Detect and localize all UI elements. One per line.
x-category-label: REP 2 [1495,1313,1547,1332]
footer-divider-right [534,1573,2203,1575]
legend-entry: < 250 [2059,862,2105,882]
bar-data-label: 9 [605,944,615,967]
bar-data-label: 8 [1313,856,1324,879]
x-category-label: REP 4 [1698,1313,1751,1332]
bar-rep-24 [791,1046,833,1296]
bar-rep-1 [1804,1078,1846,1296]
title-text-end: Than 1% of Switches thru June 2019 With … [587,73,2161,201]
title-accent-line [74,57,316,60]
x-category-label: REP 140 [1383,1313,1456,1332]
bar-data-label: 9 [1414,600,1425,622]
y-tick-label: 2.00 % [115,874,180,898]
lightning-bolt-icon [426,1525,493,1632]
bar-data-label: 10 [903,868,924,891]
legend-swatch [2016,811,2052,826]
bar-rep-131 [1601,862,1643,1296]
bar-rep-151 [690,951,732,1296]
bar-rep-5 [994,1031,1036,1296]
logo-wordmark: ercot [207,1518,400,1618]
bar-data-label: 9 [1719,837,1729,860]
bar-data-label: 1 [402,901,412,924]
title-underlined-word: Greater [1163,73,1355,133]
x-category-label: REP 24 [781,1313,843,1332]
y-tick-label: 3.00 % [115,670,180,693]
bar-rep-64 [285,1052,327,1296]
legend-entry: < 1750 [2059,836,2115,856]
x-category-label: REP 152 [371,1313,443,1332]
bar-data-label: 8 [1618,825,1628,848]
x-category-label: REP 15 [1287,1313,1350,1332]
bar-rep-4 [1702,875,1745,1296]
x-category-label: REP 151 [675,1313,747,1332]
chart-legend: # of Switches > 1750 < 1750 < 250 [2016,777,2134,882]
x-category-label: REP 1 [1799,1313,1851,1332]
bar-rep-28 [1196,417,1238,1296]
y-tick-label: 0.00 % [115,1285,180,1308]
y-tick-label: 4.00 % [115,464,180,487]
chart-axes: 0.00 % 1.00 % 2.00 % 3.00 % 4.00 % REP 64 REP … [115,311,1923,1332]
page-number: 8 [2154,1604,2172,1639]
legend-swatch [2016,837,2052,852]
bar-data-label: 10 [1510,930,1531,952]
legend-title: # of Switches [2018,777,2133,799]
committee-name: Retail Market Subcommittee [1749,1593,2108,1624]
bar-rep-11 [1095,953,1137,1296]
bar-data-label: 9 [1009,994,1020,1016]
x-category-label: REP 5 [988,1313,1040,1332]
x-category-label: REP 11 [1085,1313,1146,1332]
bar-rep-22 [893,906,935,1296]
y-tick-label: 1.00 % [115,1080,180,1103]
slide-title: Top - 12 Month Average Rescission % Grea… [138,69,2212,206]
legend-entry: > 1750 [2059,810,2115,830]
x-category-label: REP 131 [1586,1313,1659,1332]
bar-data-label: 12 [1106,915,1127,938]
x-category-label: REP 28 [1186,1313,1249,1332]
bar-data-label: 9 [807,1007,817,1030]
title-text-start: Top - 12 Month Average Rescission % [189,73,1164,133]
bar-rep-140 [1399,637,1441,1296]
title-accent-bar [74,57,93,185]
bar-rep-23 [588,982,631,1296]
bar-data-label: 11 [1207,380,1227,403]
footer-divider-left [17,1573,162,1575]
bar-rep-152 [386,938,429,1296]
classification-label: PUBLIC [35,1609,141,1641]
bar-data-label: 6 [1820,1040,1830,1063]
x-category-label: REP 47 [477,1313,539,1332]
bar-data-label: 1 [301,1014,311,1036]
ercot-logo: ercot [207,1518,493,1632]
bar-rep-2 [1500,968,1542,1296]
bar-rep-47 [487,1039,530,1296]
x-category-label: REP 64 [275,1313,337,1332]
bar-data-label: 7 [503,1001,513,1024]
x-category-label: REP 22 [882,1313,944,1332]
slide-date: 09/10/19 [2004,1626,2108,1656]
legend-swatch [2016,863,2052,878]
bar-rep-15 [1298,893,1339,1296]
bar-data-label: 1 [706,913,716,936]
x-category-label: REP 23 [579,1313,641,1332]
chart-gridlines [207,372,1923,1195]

+-------+

◆ **THE TASK**:
Can you extract everything from the start of the material down to the line containing "bar-data-label: 8 [1313,856,1324,879]", including both ends and copying each line exactly?

◆ **RESULT BELOW**:
Detect and localize all UI elements. One per line.
x-category-label: REP 2 [1495,1313,1547,1332]
footer-divider-right [534,1573,2203,1575]
legend-entry: < 250 [2059,862,2105,882]
bar-data-label: 9 [605,944,615,967]
bar-data-label: 8 [1313,856,1324,879]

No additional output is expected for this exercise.